WORK INSTRUCTIONS
Write out all records as given; omit images.

Dataset items:
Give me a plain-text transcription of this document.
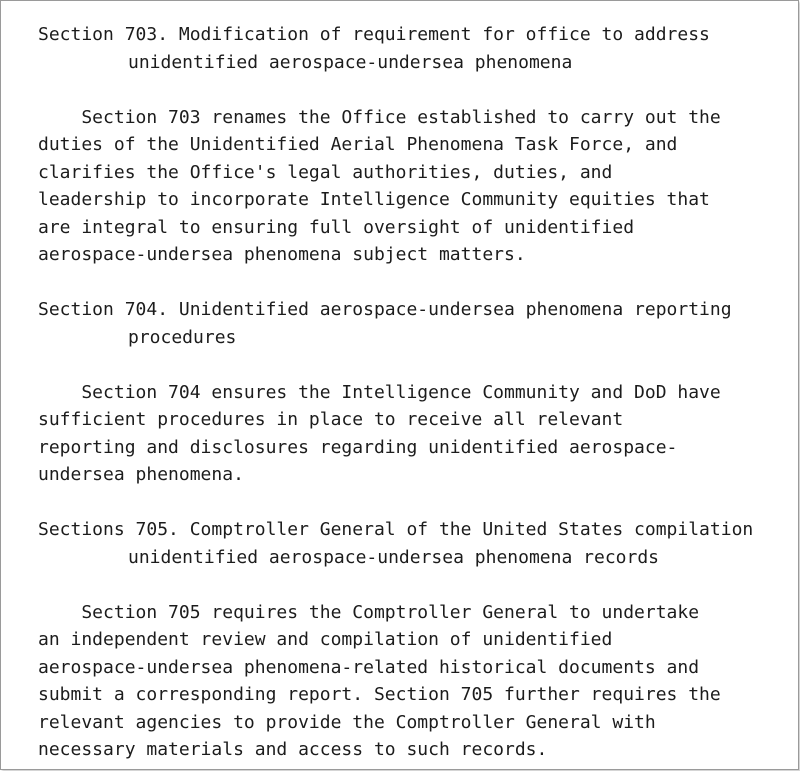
Section 703. Modification of requirement for office to address
unidentified aerospace-undersea phenomena
Section 703 renames the Office established to carry out the
duties of the Unidentified Aerial Phenomena Task Force, and
clarifies the Office's legal authorities, duties, and
leadership to incorporate Intelligence Community equities that
are integral to ensuring full oversight of unidentified
aerospace-undersea phenomena subject matters.
Section 704. Unidentified aerospace-undersea phenomena reporting
procedures
Section 704 ensures the Intelligence Community and DoD have
sufficient procedures in place to receive all relevant
reporting and disclosures regarding unidentified aerospace-
undersea phenomena.
Sections 705. Comptroller General of the United States compilation
unidentified aerospace-undersea phenomena records
Section 705 requires the Comptroller General to undertake
an independent review and compilation of unidentified
aerospace-undersea phenomena-related historical documents and
submit a corresponding report. Section 705 further requires the
relevant agencies to provide the Comptroller General with
necessary materials and access to such records.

TASK ANSWER
Give me a plain-text transcription of this document.
Section 703. Modification of requirement for office to address
unidentified aerospace-undersea phenomena
Section 703 renames the Office established to carry out the
duties of the Unidentified Aerial Phenomena Task Force, and
clarifies the Office's legal authorities, duties, and
leadership to incorporate Intelligence Community equities that
are integral to ensuring full oversight of unidentified
aerospace-undersea phenomena subject matters.
Section 704. Unidentified aerospace-undersea phenomena reporting
procedures
Section 704 ensures the Intelligence Community and DoD have
sufficient procedures in place to receive all relevant
reporting and disclosures regarding unidentified aerospace-
undersea phenomena.
Sections 705. Comptroller General of the United States compilation
unidentified aerospace-undersea phenomena records
Section 705 requires the Comptroller General to undertake
an independent review and compilation of unidentified
aerospace-undersea phenomena-related historical documents and
submit a corresponding report. Section 705 further requires the
relevant agencies to provide the Comptroller General with
necessary materials and access to such records.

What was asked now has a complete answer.